◆ WRITTEN PROBLEM
Provide a single number: the count of lines containing the string "累计询盘国家分布".

◆ SUPPLIED RECORDS
- - - - -

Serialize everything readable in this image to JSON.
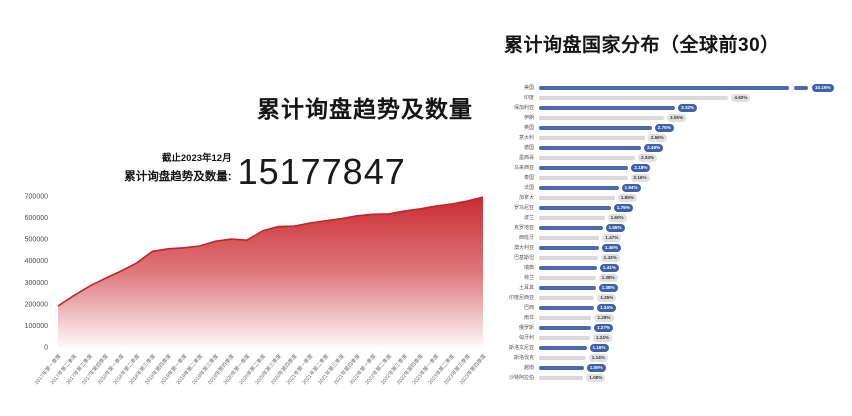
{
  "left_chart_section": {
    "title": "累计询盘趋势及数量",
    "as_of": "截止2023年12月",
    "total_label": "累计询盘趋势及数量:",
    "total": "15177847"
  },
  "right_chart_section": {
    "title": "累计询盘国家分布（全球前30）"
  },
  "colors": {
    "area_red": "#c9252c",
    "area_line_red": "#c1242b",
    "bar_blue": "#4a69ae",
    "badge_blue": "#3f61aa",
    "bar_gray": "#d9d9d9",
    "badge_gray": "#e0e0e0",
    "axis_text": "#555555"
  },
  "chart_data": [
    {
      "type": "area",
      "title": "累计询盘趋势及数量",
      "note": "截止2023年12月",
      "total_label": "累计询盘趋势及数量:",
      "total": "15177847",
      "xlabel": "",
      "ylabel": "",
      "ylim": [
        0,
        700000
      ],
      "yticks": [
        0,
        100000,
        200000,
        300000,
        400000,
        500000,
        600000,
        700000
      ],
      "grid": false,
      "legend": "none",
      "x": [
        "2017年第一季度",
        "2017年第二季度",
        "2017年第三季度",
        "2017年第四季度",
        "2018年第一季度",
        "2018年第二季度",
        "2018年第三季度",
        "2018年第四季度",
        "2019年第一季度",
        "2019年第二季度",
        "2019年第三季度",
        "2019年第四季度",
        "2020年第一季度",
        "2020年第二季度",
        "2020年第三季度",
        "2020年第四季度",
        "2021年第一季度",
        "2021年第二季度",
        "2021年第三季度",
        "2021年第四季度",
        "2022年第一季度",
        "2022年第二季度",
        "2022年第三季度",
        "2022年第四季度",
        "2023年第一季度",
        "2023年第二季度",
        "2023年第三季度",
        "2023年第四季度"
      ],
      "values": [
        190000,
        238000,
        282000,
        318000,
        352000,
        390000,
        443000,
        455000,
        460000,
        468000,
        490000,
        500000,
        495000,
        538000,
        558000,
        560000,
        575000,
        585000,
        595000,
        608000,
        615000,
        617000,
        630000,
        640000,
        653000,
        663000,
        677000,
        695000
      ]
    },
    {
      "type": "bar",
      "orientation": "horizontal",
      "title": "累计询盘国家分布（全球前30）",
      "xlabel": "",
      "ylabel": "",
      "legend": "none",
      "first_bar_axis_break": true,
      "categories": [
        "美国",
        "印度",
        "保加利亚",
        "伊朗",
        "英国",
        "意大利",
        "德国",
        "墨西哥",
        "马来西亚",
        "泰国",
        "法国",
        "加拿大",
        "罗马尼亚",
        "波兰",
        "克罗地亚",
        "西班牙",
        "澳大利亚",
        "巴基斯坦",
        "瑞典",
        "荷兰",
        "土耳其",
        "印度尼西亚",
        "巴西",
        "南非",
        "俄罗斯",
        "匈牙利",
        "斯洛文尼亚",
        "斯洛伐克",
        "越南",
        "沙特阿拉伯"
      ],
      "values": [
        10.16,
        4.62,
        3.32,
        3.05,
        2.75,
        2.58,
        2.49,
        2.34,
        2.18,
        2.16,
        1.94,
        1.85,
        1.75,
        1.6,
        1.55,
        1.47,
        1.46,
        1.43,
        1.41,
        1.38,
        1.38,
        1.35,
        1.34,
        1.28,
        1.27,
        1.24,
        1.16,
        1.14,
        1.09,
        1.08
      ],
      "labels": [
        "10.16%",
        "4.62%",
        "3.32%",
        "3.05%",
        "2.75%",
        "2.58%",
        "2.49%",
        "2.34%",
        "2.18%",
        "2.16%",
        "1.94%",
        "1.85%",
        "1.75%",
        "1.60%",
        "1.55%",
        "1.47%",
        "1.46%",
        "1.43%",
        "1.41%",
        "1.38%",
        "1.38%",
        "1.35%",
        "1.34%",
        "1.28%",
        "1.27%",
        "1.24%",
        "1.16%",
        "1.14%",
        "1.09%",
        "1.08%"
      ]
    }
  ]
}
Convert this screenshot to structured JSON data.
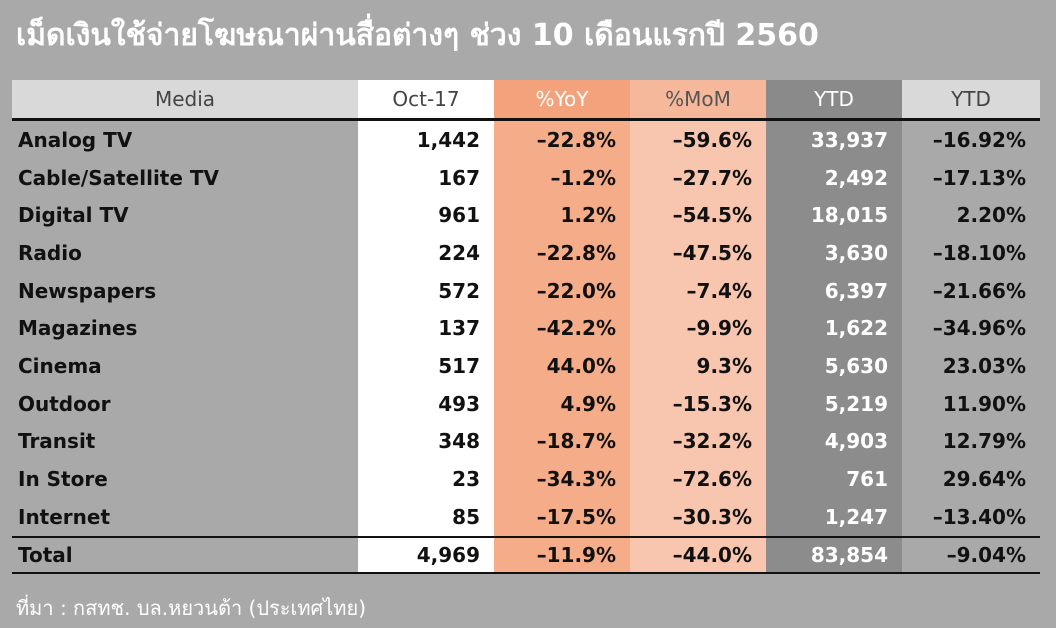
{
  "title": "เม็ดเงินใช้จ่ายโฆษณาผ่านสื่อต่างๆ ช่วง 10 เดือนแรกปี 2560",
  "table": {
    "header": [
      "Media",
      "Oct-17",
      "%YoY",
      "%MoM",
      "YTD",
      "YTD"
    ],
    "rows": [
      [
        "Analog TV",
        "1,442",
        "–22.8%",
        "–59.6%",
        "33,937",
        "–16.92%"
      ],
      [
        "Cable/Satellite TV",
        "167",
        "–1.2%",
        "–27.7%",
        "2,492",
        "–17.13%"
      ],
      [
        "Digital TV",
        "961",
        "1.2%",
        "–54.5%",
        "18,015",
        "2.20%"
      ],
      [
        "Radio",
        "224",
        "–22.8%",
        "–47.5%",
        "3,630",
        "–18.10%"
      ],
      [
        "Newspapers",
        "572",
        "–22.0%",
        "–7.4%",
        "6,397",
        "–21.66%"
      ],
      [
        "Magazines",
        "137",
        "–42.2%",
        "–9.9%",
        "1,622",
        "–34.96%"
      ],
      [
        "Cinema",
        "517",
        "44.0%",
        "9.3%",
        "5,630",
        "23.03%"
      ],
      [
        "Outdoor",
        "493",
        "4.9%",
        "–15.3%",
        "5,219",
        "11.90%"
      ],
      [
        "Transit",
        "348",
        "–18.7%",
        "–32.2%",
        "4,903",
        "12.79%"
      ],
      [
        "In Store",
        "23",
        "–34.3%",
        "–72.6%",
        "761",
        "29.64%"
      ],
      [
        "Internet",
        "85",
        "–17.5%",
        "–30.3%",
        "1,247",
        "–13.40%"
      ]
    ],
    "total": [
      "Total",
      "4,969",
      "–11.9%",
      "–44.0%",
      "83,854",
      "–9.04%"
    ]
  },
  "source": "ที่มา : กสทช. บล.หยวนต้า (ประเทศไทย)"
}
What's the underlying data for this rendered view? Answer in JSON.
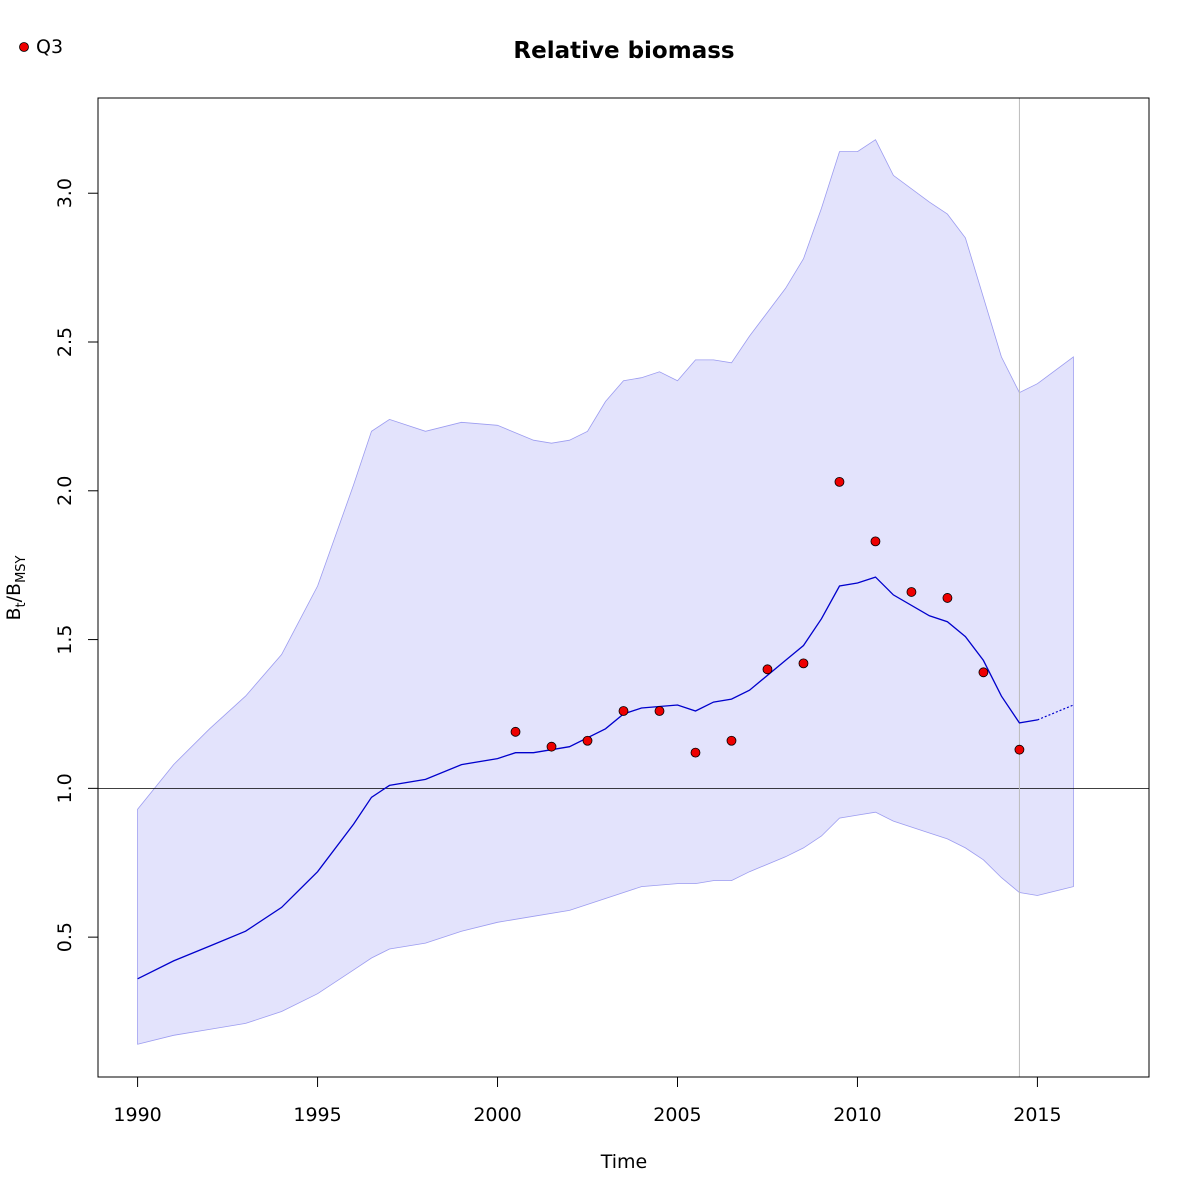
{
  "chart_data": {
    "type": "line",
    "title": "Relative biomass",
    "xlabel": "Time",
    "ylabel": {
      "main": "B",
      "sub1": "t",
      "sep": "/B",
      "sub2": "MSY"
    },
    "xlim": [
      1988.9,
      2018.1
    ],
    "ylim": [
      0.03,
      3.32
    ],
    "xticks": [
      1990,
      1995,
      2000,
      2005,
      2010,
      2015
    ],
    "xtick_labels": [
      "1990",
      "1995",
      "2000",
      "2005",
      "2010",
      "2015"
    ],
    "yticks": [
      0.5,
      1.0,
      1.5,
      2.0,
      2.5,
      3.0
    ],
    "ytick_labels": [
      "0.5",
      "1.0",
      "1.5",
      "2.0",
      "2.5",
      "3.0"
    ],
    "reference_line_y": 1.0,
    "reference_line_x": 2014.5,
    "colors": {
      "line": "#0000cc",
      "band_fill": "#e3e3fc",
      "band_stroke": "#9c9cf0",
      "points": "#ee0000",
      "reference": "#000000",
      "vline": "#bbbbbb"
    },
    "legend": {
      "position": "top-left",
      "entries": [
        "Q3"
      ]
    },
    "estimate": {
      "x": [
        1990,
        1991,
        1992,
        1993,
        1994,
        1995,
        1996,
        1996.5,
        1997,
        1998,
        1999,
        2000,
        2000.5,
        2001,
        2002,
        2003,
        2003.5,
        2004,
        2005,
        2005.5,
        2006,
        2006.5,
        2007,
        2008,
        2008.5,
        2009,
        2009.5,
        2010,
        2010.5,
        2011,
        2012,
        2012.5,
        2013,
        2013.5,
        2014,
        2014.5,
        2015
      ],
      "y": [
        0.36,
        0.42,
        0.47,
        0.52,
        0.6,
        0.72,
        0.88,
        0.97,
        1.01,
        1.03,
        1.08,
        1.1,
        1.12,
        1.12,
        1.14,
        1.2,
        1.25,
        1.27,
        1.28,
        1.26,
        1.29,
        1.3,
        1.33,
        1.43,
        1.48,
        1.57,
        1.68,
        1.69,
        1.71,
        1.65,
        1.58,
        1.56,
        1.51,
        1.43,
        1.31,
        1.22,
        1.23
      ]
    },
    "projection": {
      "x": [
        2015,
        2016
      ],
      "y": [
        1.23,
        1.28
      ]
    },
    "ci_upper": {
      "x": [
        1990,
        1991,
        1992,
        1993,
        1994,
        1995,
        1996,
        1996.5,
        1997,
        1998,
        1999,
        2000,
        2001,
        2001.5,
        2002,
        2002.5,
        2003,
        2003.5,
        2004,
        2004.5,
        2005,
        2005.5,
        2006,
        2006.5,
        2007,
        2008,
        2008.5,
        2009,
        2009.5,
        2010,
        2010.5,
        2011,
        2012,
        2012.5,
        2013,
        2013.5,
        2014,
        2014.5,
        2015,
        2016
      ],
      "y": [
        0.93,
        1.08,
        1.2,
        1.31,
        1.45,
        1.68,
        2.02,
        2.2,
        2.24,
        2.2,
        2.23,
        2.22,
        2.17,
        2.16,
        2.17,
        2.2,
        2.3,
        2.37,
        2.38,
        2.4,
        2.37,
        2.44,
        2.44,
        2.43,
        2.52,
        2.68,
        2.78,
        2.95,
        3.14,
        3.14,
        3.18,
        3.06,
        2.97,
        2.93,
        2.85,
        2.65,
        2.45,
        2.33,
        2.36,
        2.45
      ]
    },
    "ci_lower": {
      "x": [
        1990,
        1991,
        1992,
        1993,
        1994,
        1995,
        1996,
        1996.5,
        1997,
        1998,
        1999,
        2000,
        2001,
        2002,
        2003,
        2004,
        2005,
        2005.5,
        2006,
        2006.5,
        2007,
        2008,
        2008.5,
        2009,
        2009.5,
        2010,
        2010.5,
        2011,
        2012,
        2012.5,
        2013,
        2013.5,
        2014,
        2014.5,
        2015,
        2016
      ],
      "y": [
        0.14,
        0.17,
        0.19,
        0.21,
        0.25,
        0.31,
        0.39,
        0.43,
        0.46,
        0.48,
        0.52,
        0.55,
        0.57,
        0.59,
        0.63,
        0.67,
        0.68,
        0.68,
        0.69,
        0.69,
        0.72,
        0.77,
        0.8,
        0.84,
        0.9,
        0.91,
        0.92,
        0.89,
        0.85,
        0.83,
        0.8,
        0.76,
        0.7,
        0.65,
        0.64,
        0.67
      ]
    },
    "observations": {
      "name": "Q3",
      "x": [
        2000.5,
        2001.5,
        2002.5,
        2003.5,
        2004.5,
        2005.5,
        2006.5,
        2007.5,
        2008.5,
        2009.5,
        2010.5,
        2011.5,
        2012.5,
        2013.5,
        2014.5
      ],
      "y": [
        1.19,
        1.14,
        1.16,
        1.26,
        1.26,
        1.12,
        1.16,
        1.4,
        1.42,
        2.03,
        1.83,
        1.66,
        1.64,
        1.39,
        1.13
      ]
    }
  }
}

- - - - -

◆ RESPONSE TO THIS EXERCISE
2